TASK DIRECTIONS:
Go through the listing below and gather every line with the word "Alzheimer".

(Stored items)
•••
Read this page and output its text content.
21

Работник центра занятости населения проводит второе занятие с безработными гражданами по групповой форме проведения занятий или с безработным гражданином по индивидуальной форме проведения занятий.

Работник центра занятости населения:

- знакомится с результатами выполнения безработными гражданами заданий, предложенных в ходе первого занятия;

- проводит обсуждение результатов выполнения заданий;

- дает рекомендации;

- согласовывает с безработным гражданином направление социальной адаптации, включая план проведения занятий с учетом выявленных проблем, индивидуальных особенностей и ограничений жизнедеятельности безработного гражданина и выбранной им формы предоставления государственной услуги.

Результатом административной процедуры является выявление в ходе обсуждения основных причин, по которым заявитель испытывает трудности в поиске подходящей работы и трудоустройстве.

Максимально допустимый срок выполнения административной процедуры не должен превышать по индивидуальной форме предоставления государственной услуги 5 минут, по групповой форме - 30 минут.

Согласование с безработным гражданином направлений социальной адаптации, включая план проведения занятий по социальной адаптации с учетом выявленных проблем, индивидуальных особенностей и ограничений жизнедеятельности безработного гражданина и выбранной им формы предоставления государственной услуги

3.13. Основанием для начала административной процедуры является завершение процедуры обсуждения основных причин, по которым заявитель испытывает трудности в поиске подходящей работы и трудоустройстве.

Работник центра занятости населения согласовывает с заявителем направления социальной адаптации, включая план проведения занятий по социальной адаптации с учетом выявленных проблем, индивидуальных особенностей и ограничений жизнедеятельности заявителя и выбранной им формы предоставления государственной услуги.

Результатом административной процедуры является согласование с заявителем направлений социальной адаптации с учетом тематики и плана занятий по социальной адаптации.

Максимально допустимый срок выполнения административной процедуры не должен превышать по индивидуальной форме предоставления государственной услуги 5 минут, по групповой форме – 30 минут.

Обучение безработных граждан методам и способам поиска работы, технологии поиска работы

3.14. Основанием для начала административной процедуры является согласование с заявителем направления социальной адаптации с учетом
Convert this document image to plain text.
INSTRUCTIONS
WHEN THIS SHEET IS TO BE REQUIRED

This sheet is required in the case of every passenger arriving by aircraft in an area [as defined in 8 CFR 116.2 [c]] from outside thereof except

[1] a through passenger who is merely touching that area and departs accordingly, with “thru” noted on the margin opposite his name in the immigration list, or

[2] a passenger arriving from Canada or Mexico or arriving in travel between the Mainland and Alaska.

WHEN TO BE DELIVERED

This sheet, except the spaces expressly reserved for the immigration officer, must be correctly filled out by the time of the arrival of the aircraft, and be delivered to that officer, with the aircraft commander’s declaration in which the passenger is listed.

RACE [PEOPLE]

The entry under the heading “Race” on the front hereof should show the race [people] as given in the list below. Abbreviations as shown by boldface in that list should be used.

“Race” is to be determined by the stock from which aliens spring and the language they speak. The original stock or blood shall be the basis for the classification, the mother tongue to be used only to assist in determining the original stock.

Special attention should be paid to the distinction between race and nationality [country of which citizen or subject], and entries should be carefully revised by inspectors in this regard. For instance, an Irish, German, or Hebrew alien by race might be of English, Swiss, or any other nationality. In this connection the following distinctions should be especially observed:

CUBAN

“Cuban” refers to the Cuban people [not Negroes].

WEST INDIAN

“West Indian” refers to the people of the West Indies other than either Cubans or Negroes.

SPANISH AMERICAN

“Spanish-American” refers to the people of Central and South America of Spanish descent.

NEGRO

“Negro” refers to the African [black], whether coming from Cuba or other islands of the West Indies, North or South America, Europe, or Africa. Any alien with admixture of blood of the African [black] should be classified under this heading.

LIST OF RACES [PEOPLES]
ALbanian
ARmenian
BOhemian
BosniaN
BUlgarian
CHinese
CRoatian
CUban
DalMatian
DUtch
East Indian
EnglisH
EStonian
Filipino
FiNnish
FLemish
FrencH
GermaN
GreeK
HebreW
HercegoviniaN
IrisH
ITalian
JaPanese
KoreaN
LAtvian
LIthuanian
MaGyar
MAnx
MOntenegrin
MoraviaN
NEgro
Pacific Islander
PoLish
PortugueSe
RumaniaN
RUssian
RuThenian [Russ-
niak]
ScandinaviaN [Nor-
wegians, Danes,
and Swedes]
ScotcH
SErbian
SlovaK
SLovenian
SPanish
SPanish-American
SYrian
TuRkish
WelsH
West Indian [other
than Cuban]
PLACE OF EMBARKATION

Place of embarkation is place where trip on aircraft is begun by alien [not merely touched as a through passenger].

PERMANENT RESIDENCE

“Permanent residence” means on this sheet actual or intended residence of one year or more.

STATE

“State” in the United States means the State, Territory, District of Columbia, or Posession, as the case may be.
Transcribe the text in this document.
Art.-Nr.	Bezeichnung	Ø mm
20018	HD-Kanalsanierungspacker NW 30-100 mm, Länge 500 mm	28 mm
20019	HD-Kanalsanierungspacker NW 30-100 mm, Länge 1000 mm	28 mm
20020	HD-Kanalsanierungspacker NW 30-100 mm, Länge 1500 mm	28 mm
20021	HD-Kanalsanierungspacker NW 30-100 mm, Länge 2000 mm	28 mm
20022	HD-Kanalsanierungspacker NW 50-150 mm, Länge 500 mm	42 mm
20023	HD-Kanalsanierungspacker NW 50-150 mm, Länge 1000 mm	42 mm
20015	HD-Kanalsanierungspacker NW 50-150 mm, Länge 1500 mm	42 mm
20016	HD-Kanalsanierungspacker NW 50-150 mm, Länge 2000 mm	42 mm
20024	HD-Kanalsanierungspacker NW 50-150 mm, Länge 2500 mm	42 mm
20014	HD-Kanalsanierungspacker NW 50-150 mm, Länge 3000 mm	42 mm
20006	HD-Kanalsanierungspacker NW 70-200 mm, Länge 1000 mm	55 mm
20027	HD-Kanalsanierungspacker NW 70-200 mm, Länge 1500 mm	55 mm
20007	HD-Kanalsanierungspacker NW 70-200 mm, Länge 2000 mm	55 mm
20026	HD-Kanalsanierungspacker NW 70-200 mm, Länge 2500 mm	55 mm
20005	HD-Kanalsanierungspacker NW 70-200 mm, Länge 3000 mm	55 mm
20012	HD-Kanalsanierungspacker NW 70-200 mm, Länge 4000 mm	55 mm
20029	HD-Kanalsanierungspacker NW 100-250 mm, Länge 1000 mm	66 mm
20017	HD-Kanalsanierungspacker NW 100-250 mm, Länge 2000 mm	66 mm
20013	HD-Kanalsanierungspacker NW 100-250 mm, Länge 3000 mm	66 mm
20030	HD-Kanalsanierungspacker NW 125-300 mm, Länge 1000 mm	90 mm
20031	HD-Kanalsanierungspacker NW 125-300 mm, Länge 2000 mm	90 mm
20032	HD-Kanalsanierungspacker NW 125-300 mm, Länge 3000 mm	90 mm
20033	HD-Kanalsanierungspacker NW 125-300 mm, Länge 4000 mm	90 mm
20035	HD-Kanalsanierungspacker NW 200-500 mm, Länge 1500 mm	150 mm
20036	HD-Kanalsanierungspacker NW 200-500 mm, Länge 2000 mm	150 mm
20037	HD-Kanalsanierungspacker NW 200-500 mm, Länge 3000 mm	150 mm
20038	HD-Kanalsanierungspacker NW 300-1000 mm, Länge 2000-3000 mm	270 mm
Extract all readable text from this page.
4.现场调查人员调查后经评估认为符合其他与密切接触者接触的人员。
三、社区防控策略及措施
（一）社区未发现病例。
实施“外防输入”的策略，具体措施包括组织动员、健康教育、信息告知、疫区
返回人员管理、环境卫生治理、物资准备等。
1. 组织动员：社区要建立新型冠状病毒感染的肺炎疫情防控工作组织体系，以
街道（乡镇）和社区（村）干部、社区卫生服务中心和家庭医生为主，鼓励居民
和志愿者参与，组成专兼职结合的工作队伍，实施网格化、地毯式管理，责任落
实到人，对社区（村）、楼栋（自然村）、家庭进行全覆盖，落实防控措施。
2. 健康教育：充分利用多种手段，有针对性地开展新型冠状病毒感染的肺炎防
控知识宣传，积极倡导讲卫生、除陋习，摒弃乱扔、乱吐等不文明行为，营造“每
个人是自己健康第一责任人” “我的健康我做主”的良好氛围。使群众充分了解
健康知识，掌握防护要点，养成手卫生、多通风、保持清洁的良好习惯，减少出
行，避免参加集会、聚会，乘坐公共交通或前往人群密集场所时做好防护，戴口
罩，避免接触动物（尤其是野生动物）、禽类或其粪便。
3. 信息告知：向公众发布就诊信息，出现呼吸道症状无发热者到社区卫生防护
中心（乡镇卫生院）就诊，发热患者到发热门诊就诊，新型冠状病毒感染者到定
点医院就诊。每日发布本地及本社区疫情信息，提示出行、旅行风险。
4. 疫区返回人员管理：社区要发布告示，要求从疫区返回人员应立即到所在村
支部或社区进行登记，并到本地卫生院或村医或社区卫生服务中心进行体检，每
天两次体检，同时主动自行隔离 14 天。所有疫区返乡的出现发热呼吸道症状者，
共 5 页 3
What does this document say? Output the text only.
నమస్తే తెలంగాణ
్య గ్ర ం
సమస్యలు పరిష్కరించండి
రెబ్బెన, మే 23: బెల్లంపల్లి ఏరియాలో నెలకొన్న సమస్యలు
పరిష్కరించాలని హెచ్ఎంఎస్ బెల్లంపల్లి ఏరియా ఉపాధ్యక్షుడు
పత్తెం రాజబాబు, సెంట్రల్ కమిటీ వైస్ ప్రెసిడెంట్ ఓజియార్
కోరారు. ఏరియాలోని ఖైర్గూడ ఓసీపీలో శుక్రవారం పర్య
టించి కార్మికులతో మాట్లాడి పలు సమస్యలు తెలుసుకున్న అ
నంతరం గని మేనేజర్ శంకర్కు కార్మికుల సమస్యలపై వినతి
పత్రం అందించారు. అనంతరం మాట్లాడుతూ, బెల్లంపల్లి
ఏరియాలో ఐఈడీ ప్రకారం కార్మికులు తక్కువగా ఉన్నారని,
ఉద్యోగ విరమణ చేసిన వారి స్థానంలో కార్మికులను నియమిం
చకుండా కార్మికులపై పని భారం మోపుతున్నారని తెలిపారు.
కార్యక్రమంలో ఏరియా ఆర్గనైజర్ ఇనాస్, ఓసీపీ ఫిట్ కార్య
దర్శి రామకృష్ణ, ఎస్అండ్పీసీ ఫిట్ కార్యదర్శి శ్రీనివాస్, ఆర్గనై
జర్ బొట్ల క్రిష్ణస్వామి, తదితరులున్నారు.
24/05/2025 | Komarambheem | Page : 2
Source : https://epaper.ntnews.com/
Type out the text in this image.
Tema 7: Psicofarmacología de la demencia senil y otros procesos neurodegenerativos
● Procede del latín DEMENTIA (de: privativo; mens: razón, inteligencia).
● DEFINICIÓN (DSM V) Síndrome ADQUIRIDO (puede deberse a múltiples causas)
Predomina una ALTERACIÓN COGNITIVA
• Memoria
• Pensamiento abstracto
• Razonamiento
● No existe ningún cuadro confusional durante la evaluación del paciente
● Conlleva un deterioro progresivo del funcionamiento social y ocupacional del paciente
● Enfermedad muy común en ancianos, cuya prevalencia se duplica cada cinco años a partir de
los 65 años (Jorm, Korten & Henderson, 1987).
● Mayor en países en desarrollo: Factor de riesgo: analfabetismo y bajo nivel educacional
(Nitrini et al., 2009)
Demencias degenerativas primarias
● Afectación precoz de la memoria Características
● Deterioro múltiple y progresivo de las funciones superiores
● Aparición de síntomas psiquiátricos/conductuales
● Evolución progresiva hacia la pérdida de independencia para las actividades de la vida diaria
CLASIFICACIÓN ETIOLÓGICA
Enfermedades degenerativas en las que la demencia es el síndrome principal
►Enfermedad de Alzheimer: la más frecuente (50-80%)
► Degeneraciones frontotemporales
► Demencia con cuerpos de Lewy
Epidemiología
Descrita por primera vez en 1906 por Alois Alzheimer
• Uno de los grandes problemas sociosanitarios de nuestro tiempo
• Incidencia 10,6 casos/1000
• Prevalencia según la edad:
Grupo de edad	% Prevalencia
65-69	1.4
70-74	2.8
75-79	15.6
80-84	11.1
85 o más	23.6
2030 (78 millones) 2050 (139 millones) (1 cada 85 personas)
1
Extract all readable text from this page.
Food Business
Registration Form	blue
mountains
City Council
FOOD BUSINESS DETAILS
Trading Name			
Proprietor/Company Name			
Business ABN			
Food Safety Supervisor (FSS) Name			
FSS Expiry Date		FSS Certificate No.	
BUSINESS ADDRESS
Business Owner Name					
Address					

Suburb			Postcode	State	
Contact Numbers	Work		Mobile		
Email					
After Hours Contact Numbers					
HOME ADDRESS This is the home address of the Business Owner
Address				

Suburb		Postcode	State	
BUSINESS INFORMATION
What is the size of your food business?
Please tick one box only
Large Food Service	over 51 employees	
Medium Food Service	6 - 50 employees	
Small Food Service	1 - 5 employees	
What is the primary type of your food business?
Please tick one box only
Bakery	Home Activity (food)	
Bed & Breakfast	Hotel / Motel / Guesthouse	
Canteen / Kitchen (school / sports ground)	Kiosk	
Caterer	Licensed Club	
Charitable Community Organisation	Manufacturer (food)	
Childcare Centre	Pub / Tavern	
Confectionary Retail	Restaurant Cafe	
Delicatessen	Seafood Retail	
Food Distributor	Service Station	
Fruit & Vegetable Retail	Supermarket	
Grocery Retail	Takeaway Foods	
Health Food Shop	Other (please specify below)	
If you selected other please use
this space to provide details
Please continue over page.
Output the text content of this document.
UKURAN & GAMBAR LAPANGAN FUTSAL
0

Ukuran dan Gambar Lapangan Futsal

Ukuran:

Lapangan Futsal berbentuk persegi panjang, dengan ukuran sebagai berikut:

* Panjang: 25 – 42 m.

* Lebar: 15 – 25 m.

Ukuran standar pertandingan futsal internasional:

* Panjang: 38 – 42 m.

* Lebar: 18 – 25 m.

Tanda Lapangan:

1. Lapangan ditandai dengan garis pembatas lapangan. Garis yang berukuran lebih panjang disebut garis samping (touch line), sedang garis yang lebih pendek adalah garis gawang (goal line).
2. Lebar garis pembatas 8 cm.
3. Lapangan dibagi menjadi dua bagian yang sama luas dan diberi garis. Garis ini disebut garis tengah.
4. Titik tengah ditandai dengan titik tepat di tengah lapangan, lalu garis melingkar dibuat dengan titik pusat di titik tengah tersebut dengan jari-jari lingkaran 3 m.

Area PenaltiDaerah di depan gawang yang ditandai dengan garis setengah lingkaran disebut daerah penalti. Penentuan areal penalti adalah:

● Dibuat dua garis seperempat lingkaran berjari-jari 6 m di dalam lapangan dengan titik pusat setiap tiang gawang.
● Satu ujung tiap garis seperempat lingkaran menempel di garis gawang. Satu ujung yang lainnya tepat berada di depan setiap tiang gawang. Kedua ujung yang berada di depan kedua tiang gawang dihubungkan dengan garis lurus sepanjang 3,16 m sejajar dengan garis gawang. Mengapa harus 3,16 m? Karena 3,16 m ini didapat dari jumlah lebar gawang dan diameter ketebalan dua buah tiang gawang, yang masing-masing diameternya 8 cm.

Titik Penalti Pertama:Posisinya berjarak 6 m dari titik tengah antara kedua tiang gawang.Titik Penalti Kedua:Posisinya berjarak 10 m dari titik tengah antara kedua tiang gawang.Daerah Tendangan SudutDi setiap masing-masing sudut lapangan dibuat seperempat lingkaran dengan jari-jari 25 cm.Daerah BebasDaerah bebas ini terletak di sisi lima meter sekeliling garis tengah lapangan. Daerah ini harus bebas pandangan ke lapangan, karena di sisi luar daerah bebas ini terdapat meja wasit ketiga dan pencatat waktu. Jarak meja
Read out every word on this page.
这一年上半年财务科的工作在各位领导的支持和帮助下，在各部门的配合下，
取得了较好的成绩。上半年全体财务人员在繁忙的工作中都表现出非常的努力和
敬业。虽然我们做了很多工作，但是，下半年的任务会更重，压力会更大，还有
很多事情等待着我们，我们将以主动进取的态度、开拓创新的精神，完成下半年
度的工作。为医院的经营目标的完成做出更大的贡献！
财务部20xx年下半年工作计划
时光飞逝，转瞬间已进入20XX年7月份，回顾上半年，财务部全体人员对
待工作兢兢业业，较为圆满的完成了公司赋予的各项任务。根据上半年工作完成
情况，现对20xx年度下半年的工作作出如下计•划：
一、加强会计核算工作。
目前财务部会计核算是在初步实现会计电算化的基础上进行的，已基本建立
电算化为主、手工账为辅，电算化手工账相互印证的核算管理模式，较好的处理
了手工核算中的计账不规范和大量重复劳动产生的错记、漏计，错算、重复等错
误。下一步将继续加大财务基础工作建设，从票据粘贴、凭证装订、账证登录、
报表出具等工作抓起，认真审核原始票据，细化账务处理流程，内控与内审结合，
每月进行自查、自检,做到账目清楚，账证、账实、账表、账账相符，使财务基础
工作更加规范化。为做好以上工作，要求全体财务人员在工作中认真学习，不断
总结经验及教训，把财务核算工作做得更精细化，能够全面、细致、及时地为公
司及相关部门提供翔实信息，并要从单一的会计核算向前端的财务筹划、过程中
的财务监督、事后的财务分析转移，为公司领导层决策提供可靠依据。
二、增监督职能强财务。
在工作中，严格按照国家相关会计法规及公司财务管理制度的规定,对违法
•••
CORRECT OUTPUT:
►Enfermedad de Alzheimer: la más frecuente (50-80%)
Descrita por primera vez en 1906 por Alois Alzheimer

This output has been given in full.